*Input data*:
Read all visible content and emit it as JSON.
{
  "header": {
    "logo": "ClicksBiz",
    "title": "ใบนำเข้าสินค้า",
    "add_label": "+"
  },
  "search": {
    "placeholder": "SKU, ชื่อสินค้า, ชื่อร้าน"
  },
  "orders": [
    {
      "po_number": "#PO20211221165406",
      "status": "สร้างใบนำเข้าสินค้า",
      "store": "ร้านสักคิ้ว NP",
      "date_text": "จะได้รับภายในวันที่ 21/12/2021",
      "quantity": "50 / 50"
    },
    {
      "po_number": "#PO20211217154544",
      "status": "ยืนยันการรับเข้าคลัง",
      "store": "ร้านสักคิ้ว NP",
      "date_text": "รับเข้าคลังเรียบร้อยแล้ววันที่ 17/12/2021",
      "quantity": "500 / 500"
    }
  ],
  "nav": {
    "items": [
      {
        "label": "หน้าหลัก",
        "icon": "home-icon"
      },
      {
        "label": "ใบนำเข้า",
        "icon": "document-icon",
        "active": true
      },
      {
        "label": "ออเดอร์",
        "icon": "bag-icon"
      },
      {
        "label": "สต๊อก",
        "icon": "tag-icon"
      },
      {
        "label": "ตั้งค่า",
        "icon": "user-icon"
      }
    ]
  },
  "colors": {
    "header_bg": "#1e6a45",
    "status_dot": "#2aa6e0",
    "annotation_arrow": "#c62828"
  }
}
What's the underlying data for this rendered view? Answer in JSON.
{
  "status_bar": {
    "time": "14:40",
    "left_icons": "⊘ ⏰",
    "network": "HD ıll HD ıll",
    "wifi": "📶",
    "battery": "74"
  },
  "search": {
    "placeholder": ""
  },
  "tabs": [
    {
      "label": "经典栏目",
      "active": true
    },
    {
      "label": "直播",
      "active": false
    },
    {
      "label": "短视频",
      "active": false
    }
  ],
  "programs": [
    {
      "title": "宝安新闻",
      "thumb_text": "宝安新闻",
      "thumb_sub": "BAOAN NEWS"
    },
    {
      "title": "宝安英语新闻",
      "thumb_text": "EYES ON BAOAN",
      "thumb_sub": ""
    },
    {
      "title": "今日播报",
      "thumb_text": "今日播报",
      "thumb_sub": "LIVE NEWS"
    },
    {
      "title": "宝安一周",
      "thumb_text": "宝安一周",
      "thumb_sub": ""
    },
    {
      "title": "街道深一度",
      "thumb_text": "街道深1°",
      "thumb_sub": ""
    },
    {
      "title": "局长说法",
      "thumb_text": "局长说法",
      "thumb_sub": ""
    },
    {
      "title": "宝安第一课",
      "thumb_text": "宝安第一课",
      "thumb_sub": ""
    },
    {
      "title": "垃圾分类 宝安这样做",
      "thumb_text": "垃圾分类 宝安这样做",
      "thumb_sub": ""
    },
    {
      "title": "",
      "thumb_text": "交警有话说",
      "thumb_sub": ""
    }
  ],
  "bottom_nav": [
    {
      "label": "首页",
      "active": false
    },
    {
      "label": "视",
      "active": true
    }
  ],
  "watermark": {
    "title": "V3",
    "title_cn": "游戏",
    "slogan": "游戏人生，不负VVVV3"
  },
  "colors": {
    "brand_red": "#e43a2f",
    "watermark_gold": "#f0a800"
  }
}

*Task requirements*: Repeat each record in full; every line must match exactly.

*Solution below*:
Read all visible content and emit it as JSON.
{
  "header": {
    "logo": "ClicksBiz",
    "title": "ใบนำเข้าสินค้า",
    "add_label": "+"
  },
  "search": {
    "placeholder": "SKU, ชื่อสินค้า, ชื่อร้าน"
  },
  "orders": [
    {
      "po_number": "#PO20211221165406",
      "status": "สร้างใบนำเข้าสินค้า",
      "store": "ร้านสักคิ้ว NP",
      "date_text": "จะได้รับภายในวันที่ 21/12/2021",
      "quantity": "50 / 50"
    },
    {
      "po_number": "#PO20211217154544",
      "status": "ยืนยันการรับเข้าคลัง",
      "store": "ร้านสักคิ้ว NP",
      "date_text": "รับเข้าคลังเรียบร้อยแล้ววันที่ 17/12/2021",
      "quantity": "500 / 500"
    }
  ],
  "nav": {
    "items": [
      {
        "label": "หน้าหลัก",
        "icon": "home-icon"
      },
      {
        "label": "ใบนำเข้า",
        "icon": "document-icon",
        "active": true
      },
      {
        "label": "ออเดอร์",
        "icon": "bag-icon"
      },
      {
        "label": "สต๊อก",
        "icon": "tag-icon"
      },
      {
        "label": "ตั้งค่า",
        "icon": "user-icon"
      }
    ]
  },
  "colors": {
    "header_bg": "#1e6a45",
    "status_dot": "#2aa6e0",
    "annotation_arrow": "#c62828"
  }
}
What's the underlying data for this rendered view? Answer in JSON.
{
  "status_bar": {
    "time": "14:40",
    "left_icons": "⊘ ⏰",
    "network": "HD ıll HD ıll",
    "wifi": "📶",
    "battery": "74"
  },
  "search": {
    "placeholder": ""
  },
  "tabs": [
    {
      "label": "经典栏目",
      "active": true
    },
    {
      "label": "直播",
      "active": false
    },
    {
      "label": "短视频",
      "active": false
    }
  ],
  "programs": [
    {
      "title": "宝安新闻",
      "thumb_text": "宝安新闻",
      "thumb_sub": "BAOAN NEWS"
    },
    {
      "title": "宝安英语新闻",
      "thumb_text": "EYES ON BAOAN",
      "thumb_sub": ""
    },
    {
      "title": "今日播报",
      "thumb_text": "今日播报",
      "thumb_sub": "LIVE NEWS"
    },
    {
      "title": "宝安一周",
      "thumb_text": "宝安一周",
      "thumb_sub": ""
    },
    {
      "title": "街道深一度",
      "thumb_text": "街道深1°",
      "thumb_sub": ""
    },
    {
      "title": "局长说法",
      "thumb_text": "局长说法",
      "thumb_sub": ""
    },
    {
      "title": "宝安第一课",
      "thumb_text": "宝安第一课",
      "thumb_sub": ""
    },
    {
      "title": "垃圾分类 宝安这样做",
      "thumb_text": "垃圾分类 宝安这样做",
      "thumb_sub": ""
    },
    {
      "title": "",
      "thumb_text": "交警有话说",
      "thumb_sub": ""
    }
  ],
  "bottom_nav": [
    {
      "label": "首页",
      "active": false
    },
    {
      "label": "视",
      "active": true
    }
  ],
  "watermark": {
    "title": "V3",
    "title_cn": "游戏",
    "slogan": "游戏人生，不负VVVV3"
  },
  "colors": {
    "brand_red": "#e43a2f",
    "watermark_gold": "#f0a800"
  }
}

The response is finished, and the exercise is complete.